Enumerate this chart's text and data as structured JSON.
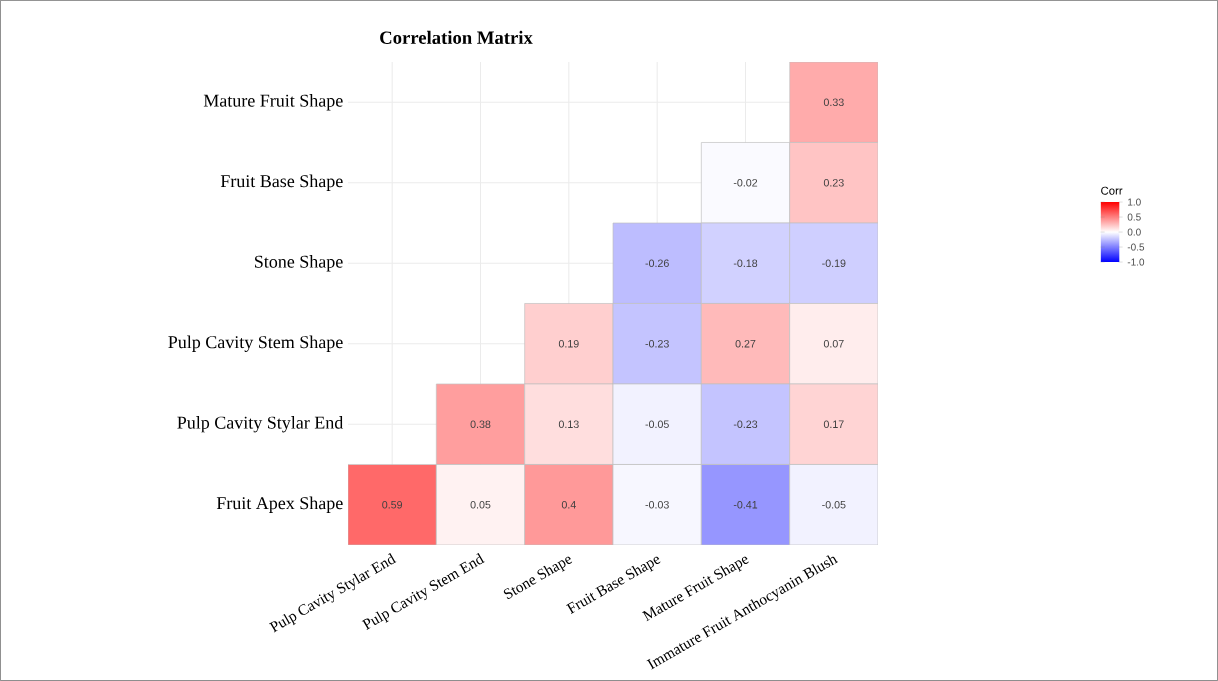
{
  "chart_data": {
    "type": "heatmap",
    "title": "Correlation Matrix",
    "clabel": "Corr",
    "categories": [
      "Pulp Cavity Stylar End",
      "Pulp Cavity Stem End",
      "Stone Shape",
      "Fruit Base Shape",
      "Mature Fruit Shape",
      "Immature Fruit Anthocyanin Blush"
    ],
    "y_categories": [
      "Mature Fruit Shape",
      "Fruit Base Shape",
      "Stone Shape",
      "Pulp Cavity Stem Shape",
      "Pulp Cavity Stylar End",
      "Fruit Apex Shape"
    ],
    "cells": [
      [
        null,
        null,
        null,
        null,
        null,
        0.33
      ],
      [
        null,
        null,
        null,
        null,
        -0.02,
        0.23
      ],
      [
        null,
        null,
        null,
        -0.26,
        -0.18,
        -0.19
      ],
      [
        null,
        null,
        0.19,
        -0.23,
        0.27,
        0.07
      ],
      [
        null,
        0.38,
        0.13,
        -0.05,
        -0.23,
        0.17
      ],
      [
        0.59,
        0.05,
        0.4,
        -0.03,
        -0.41,
        -0.05
      ]
    ],
    "data_labels": true,
    "clim": [
      -1,
      1
    ],
    "cticks": [
      {
        "value": -1,
        "label": "-1.0"
      },
      {
        "value": -0.5,
        "label": "-0.5"
      },
      {
        "value": 0,
        "label": "0.0"
      },
      {
        "value": 0.5,
        "label": "0.5"
      },
      {
        "value": 1,
        "label": "1.0"
      }
    ],
    "grid": true
  }
}
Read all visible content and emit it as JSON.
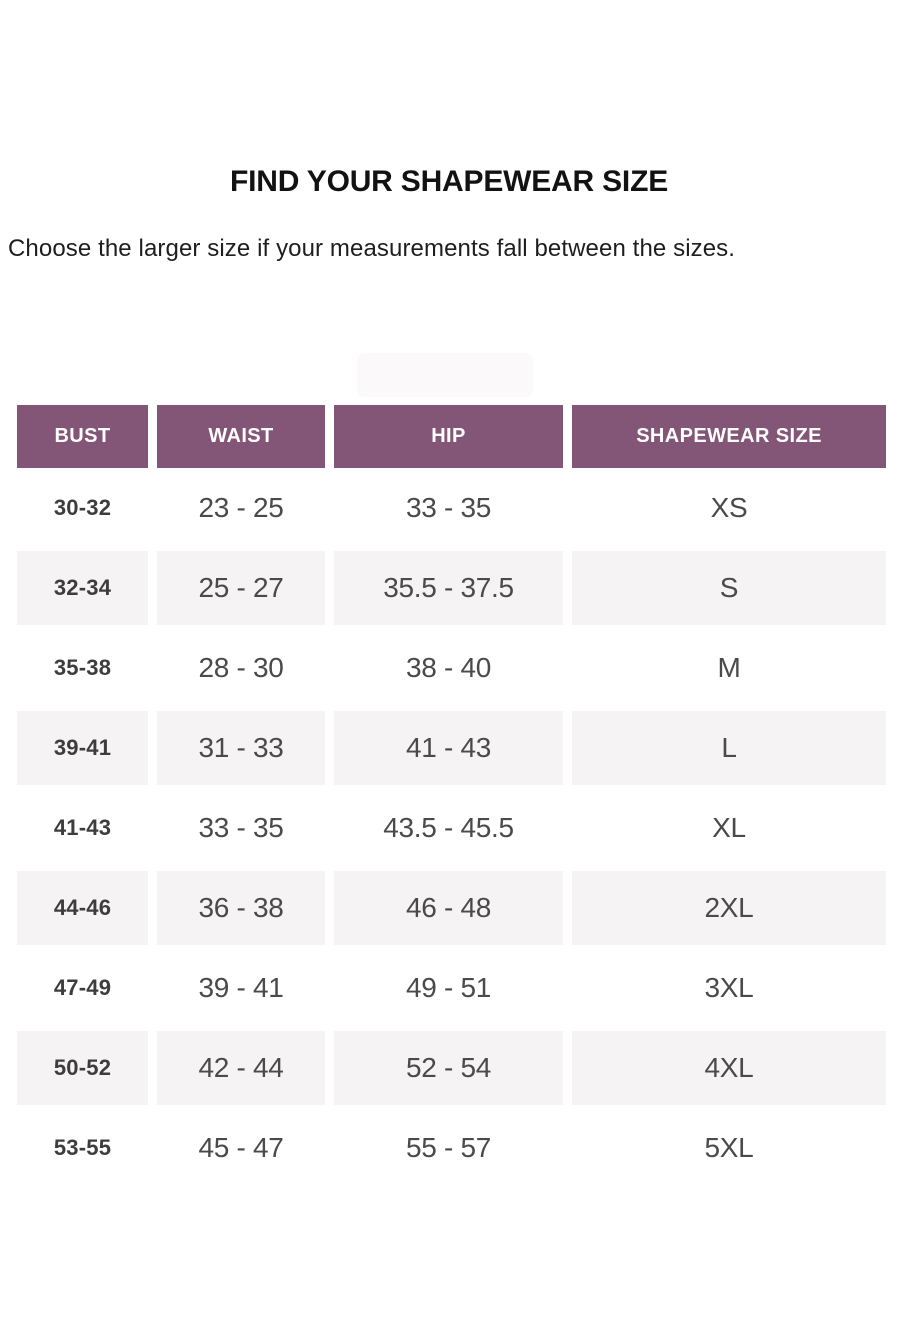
{
  "header": {
    "title": "FIND YOUR SHAPEWEAR SIZE",
    "subtitle": "Choose the larger size if your measurements fall between the sizes."
  },
  "colors": {
    "header_bg": "#835677",
    "header_text": "#ffffff",
    "stripe_bg": "#f5f3f4",
    "body_text": "#4a4a4a",
    "bust_text": "#3d3d3d",
    "watermark_bg": "#fcf9fb"
  },
  "chart_data": {
    "type": "table",
    "title": "FIND YOUR SHAPEWEAR SIZE",
    "subtitle": "Choose the larger size if your measurements fall between the sizes.",
    "columns": [
      "BUST",
      "WAIST",
      "HIP",
      "SHAPEWEAR SIZE"
    ],
    "rows": [
      [
        "30-32",
        "23 - 25",
        "33 - 35",
        "XS"
      ],
      [
        "32-34",
        "25 - 27",
        "35.5 - 37.5",
        "S"
      ],
      [
        "35-38",
        "28 - 30",
        "38 - 40",
        "M"
      ],
      [
        "39-41",
        "31 - 33",
        "41 - 43",
        "L"
      ],
      [
        "41-43",
        "33 - 35",
        "43.5 - 45.5",
        "XL"
      ],
      [
        "44-46",
        "36 - 38",
        "46 - 48",
        "2XL"
      ],
      [
        "47-49",
        "39 - 41",
        "49 - 51",
        "3XL"
      ],
      [
        "50-52",
        "42 - 44",
        "52 - 54",
        "4XL"
      ],
      [
        "53-55",
        "45 - 47",
        "55 - 57",
        "5XL"
      ]
    ],
    "layout": {
      "striped_row_indices": [
        1,
        3,
        5,
        7
      ],
      "grid": "off",
      "header_style": "solid-plum-blocks"
    }
  }
}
══════
Written request: Without the pictures, write out all of the material exactly.

Correct output:
Enumerate this chart's text and data as structured JSON.
{
  "chart_data": {
    "type": "heatmap",
    "title": "Correlation Matrix",
    "clabel": "Corr",
    "categories": [
      "Pulp Cavity Stylar End",
      "Pulp Cavity Stem End",
      "Stone Shape",
      "Fruit Base Shape",
      "Mature Fruit Shape",
      "Immature Fruit Anthocyanin Blush"
    ],
    "y_categories": [
      "Mature Fruit Shape",
      "Fruit Base Shape",
      "Stone Shape",
      "Pulp Cavity Stem Shape",
      "Pulp Cavity Stylar End",
      "Fruit Apex Shape"
    ],
    "cells": [
      [
        null,
        null,
        null,
        null,
        null,
        0.33
      ],
      [
        null,
        null,
        null,
        null,
        -0.02,
        0.23
      ],
      [
        null,
        null,
        null,
        -0.26,
        -0.18,
        -0.19
      ],
      [
        null,
        null,
        0.19,
        -0.23,
        0.27,
        0.07
      ],
      [
        null,
        0.38,
        0.13,
        -0.05,
        -0.23,
        0.17
      ],
      [
        0.59,
        0.05,
        0.4,
        -0.03,
        -0.41,
        -0.05
      ]
    ],
    "data_labels": true,
    "clim": [
      -1,
      1
    ],
    "cticks": [
      {
        "value": -1,
        "label": "-1.0"
      },
      {
        "value": -0.5,
        "label": "-0.5"
      },
      {
        "value": 0,
        "label": "0.0"
      },
      {
        "value": 0.5,
        "label": "0.5"
      },
      {
        "value": 1,
        "label": "1.0"
      }
    ],
    "grid": true
  }
}
Read all visible content and emit it as JSON.
{
  "header": {
    "title": "FIND YOUR SHAPEWEAR SIZE",
    "subtitle": "Choose the larger size if your measurements fall between the sizes."
  },
  "colors": {
    "header_bg": "#835677",
    "header_text": "#ffffff",
    "stripe_bg": "#f5f3f4",
    "body_text": "#4a4a4a",
    "bust_text": "#3d3d3d",
    "watermark_bg": "#fcf9fb"
  },
  "chart_data": {
    "type": "table",
    "title": "FIND YOUR SHAPEWEAR SIZE",
    "subtitle": "Choose the larger size if your measurements fall between the sizes.",
    "columns": [
      "BUST",
      "WAIST",
      "HIP",
      "SHAPEWEAR SIZE"
    ],
    "rows": [
      [
        "30-32",
        "23 - 25",
        "33 - 35",
        "XS"
      ],
      [
        "32-34",
        "25 - 27",
        "35.5 - 37.5",
        "S"
      ],
      [
        "35-38",
        "28 - 30",
        "38 - 40",
        "M"
      ],
      [
        "39-41",
        "31 - 33",
        "41 - 43",
        "L"
      ],
      [
        "41-43",
        "33 - 35",
        "43.5 - 45.5",
        "XL"
      ],
      [
        "44-46",
        "36 - 38",
        "46 - 48",
        "2XL"
      ],
      [
        "47-49",
        "39 - 41",
        "49 - 51",
        "3XL"
      ],
      [
        "50-52",
        "42 - 44",
        "52 - 54",
        "4XL"
      ],
      [
        "53-55",
        "45 - 47",
        "55 - 57",
        "5XL"
      ]
    ],
    "layout": {
      "striped_row_indices": [
        1,
        3,
        5,
        7
      ],
      "grid": "off",
      "header_style": "solid-plum-blocks"
    }
  }
}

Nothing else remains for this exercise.